Goal - The listing beneath should be written out in full, exactly as shown.

>> Begin

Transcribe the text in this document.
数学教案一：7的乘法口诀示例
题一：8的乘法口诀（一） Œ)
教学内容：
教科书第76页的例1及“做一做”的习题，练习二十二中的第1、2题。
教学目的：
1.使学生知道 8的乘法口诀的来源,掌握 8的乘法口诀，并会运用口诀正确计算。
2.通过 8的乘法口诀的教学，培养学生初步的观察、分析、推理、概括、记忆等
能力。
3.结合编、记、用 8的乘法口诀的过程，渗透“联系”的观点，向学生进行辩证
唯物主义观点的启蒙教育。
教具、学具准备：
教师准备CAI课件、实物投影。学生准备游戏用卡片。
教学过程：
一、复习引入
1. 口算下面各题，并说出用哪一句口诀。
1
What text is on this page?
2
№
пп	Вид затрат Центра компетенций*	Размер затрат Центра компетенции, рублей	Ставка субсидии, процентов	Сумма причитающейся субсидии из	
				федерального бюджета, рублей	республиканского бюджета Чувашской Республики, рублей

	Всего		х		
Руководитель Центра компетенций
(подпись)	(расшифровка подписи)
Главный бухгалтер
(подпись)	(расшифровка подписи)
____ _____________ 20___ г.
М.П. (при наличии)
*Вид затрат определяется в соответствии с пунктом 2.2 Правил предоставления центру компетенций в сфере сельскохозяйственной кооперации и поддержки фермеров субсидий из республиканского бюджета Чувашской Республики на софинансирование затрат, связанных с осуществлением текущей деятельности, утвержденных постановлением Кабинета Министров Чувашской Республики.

>> End

The response -
Transcribe the text in this document.
数学教案一：7的乘法口诀示例
题一：8的乘法口诀（一） Œ)
教学内容：
教科书第76页的例1及“做一做”的习题，练习二十二中的第1、2题。
教学目的：
1.使学生知道 8的乘法口诀的来源,掌握 8的乘法口诀，并会运用口诀正确计算。
2.通过 8的乘法口诀的教学，培养学生初步的观察、分析、推理、概括、记忆等
能力。
3.结合编、记、用 8的乘法口诀的过程，渗透“联系”的观点，向学生进行辩证
唯物主义观点的启蒙教育。
教具、学具准备：
教师准备CAI课件、实物投影。学生准备游戏用卡片。
教学过程：
一、复习引入
1. 口算下面各题，并说出用哪一句口诀。
1
What text is on this page?
2
№
пп	Вид затрат Центра компетенций*	Размер затрат Центра компетенции, рублей	Ставка субсидии, процентов	Сумма причитающейся субсидии из	
				федерального бюджета, рублей	республиканского бюджета Чувашской Республики, рублей

	Всего		х		
Руководитель Центра компетенций
(подпись)	(расшифровка подписи)
Главный бухгалтер
(подпись)	(расшифровка подписи)
____ _____________ 20___ г.
М.П. (при наличии)
*Вид затрат определяется в соответствии с пунктом 2.2 Правил предоставления центру компетенций в сфере сельскохозяйственной кооперации и поддержки фермеров субсидий из республиканского бюджета Чувашской Республики на софинансирование затрат, связанных с осуществлением текущей деятельности, утвержденных постановлением Кабинета Министров Чувашской Республики.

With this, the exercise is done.